> [Vorliegender Text]:
• • • • • • •

Margret Mitchell - 'Vom Winde verweht' und die Parallelen im echten Leben
Sie hat den Pulitzer Preis gewonnen, ist weltberühmt, war wohlhabend und dies mit nur einem einzigen Buch. So geschehen im Jahr 1936. Der Titel ihres Romans? Gone With The Wind - Vom Winde verweht.Gone with the Wind - Vom Winde verweht
Das Buch ist ein Jahrhundertroman, ein epochales Epos, auch wenn es nicht in Versform verfasst ist, die ein Epos normalerweise ausmacht. Die Geschichte ist schnell zusammengefasst, wenn man sich nicht in Details verstricken möchte - und Verstrickungen, Irrungen und Wirkungen gibt es reichlich.
Scarlett O'Hara lebt auf einer Baumwollplantage namens Tara in den Südstaaten, genauer im Staat Georgia in der Nähe von Atlanta. Sie ist die älteste von drei Töchtern weißer Eltern, die irischer Abstammung sind. Wie 1861 noch üblich, arbeiteten einige Sklaven für ihre Familie. Doch diese werden von Scarletts Familie geschätzt und gut behandelt. Die Geschichte beginnt im Jahr 1861, wenige Tage vor Ausbruch des amerikanischen Bürgerkriegs, auch Sezessionskrieg genannt.
Doch die dramatische politische Lage interessiert die junge Scarlett nur wenig. Sie ist eine junge Dame, die unsterblich verliebt ist in den ältesten Sohn der Nachbarplantage 'Sieben Eichen', Ashley Wilkes. Unglücklicherweise weiß Ashley gar nicht, welche Gefühle Scarlett hegt. Für ihn ist sie die wunderschöne Nachbartochter, die er zwar bewundert und auch attraktiv findet, die für ihn aber unerreichbar ist und vor allem als Ehefrau überhaupt nicht zu ihm passt. Damit hat er recht, denn die beiden sind in den Charakteren viel zu unterschiedlich. Das hält Scarlett nicht davon ab, Ashley anzubeten wann immer sich die Gelegenheit bietet.
Auf einem Sommerfest auf Sieben Eichen erfährt sie, dass Ashley sich mit seiner Cousine Melanie Hamilton verloben will. Sie wird wütend, zieht sich in die Bibliothek zurück und weint und schimpft vor sich hin. Dabei lernt sie Rhett Butler kennen, der sich ebenfalls in den Raum zurückgezogen hatte, ihr Gejammer hört und sie nun auslacht. Klar, dass sie ihn nicht ausstehen kann.

• • • • • • •

> [Quelldaten]:
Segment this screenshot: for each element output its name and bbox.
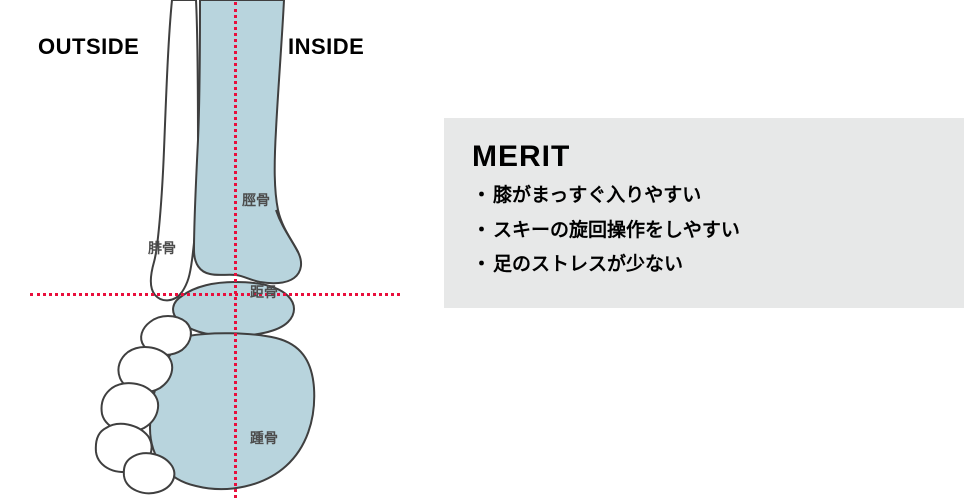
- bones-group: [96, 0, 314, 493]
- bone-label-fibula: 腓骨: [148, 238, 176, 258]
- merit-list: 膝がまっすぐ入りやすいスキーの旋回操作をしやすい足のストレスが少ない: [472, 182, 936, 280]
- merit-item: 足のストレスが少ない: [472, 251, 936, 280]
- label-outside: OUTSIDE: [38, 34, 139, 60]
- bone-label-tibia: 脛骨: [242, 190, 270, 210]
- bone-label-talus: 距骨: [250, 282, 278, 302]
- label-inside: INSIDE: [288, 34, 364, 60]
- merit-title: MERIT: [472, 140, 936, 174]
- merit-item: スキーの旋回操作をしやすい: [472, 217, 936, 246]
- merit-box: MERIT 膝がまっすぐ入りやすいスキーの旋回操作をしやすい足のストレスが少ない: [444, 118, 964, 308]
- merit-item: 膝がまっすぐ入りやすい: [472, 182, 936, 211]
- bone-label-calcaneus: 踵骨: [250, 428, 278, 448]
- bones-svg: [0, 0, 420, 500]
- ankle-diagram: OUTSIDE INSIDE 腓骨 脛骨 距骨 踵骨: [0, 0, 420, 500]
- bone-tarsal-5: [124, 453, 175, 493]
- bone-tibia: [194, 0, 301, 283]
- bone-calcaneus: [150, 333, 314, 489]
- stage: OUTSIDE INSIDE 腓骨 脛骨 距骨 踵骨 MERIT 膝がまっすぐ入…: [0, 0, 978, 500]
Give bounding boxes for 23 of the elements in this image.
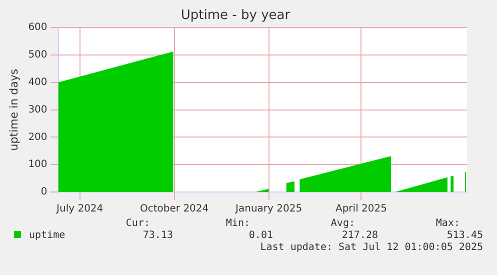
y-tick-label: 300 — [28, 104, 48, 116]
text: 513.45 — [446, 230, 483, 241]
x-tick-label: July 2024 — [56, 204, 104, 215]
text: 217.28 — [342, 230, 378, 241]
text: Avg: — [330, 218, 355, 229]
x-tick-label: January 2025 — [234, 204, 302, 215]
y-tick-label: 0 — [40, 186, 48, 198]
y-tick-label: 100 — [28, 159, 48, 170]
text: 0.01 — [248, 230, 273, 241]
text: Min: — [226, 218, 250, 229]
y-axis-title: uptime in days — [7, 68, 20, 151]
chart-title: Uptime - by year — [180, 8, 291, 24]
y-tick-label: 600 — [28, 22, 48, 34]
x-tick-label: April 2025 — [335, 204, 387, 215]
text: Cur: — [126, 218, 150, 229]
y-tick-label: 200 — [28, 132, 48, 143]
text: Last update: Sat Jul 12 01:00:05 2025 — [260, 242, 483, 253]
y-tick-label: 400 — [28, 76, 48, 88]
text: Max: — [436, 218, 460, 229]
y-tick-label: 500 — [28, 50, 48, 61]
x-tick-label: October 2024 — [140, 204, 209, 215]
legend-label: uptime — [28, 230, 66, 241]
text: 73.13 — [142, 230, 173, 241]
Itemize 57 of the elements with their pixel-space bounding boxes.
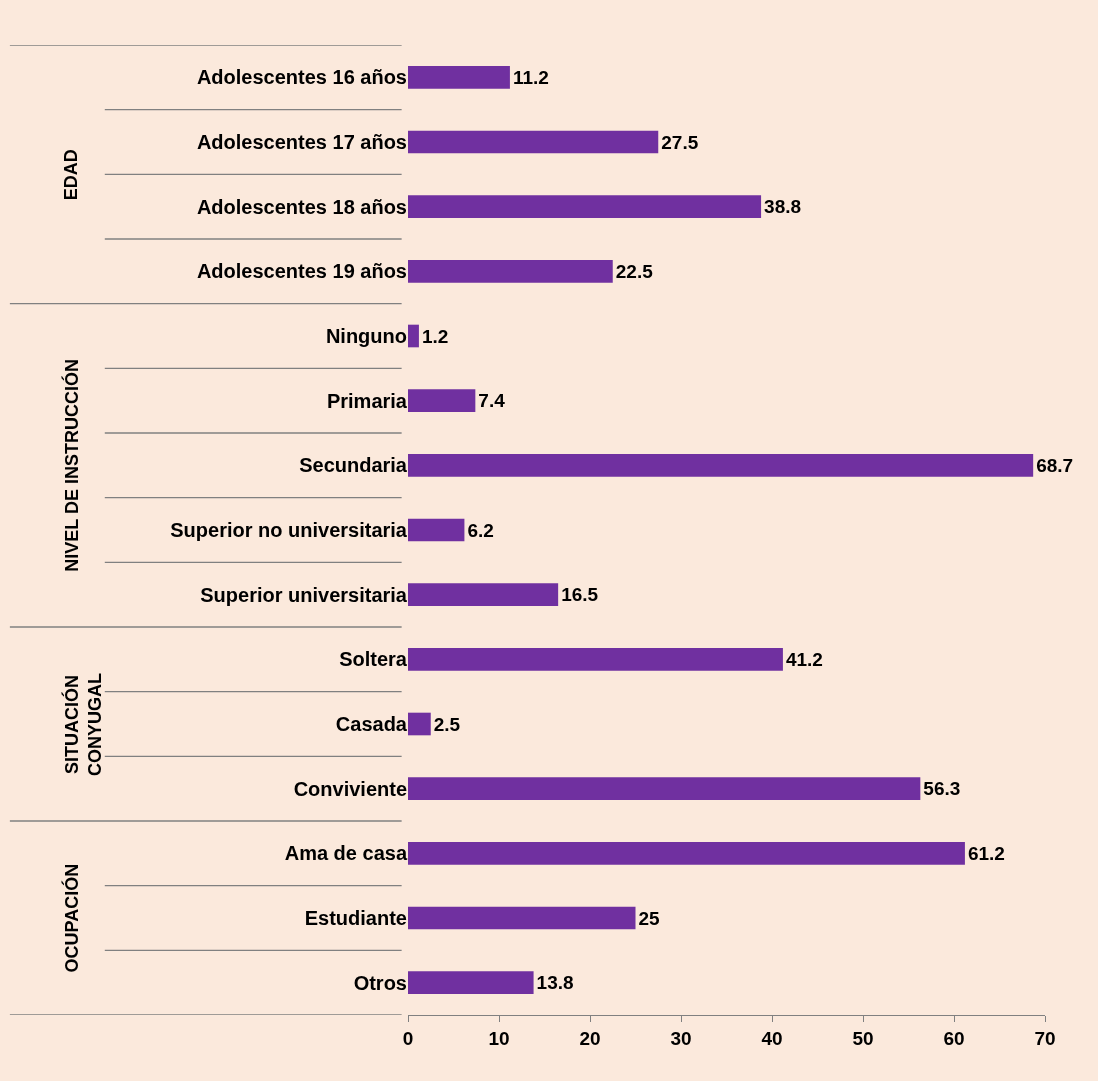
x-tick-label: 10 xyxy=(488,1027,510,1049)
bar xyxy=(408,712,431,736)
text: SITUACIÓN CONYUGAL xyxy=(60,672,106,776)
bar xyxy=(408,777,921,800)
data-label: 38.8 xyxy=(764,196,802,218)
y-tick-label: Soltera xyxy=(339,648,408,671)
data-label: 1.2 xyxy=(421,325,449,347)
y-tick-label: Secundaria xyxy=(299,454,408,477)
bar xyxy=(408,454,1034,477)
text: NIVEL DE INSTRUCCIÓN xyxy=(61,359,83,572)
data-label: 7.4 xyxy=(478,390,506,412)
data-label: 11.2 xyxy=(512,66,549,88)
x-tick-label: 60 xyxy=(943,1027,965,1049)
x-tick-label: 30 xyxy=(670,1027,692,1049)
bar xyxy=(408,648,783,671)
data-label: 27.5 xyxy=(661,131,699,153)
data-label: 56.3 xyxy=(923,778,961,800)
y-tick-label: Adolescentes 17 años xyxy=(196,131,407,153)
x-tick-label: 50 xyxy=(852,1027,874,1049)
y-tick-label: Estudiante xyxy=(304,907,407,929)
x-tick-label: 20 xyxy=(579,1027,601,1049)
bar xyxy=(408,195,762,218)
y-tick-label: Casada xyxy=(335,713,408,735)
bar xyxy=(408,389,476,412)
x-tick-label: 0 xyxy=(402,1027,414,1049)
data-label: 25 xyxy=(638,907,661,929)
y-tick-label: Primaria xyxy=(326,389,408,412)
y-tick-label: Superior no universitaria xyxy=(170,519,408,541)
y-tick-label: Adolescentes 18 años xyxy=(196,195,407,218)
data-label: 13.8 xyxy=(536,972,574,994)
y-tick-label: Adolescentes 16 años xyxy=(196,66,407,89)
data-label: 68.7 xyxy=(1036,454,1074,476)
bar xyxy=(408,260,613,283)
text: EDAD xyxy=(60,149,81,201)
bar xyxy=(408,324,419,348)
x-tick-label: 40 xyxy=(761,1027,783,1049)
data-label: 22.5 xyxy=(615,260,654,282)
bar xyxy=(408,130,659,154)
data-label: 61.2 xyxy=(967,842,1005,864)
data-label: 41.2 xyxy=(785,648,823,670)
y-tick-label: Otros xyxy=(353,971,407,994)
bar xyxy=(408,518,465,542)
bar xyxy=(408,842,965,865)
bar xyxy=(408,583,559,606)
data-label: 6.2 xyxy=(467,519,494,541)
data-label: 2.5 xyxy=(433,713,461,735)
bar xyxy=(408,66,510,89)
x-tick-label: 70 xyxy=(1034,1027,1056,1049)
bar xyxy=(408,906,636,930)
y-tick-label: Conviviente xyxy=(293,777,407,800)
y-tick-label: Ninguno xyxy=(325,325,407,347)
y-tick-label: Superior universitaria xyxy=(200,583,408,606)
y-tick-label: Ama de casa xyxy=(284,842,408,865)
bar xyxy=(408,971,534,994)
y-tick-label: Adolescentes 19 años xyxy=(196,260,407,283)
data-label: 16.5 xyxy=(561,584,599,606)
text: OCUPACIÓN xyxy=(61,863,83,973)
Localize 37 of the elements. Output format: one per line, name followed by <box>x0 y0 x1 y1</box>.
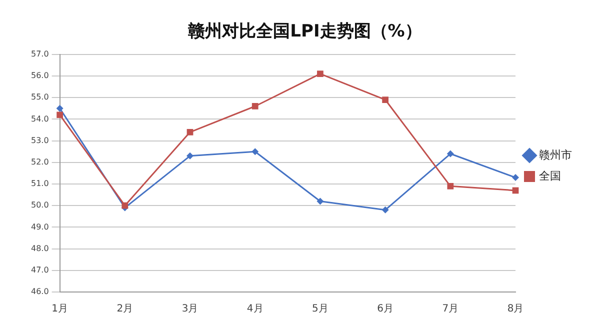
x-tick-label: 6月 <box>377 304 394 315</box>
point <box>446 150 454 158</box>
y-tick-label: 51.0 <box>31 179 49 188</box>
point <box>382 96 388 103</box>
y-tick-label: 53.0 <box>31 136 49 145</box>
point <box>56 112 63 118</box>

• • • • • • •

> [Deine Aufgaben]:
1. Überarbeite den Text über den Roman „Vom Winde verweht“ von „Margret Mitchell - 'Vom“ bis „gibt es reichlich.“, indem du dort „Buch“ durch „Werk“ ersetzt.
2. Stelle in den Quelldaten die Zeilen von der Zeile mit „y-tick-label: 300 — [28, 104, 48, 116]“ bis zur Zeile mit „y-axis-title: uptime in“ als JSON-Liste von Zeichenketten dar, eine Zeichenkette pro Zeile und ohne Leerzeilen.

> [Lösungen je Aufgabe]:
1.
Margret Mitchell - 'Vom Winde verweht' und die Parallelen im echten Leben
Sie hat den Pulitzer Preis gewonnen, ist weltberühmt, war wohlhabend und dies mit nur einem einzigen Werk. So geschehen im Jahr 1936. Der Titel ihres Romans? Gone With The Wind - Vom Winde verweht.Gone with the Wind - Vom Winde verweht
Das Werk ist ein Jahrhundertroman, ein epochales Epos, auch wenn es nicht in Versform verfasst ist, die ein Epos normalerweise ausmacht. Die Geschichte ist schnell zusammengefasst, wenn man sich nicht in Details verstricken möchte - und Verstrickungen, Irrungen und Wirkungen gibt es reichlich.

2.
[
  "y-tick-label: 300 — [28, 104, 48, 116]",
  "text: 513.45 — [446, 230, 483, 241]",
  "x-tick-label: July 2024 — [56, 204, 104, 215]",
  "text: 217.28 — [342, 230, 378, 241]",
  "text: Avg: — [330, 218, 355, 229]",
  "x-tick-label: January 2025 — [234, 204, 302, 215]",
  "y-tick-label: 0 — [40, 186, 48, 198]",
  "y-tick-label: 100 — [28, 159, 48, 170]",
  "text: 0.01 — [248, 230, 273, 241]",
  "text: Min: — [226, 218, 250, 229]",
  "y-axis-title: uptime in days — [7, 68, 20, 151]"
]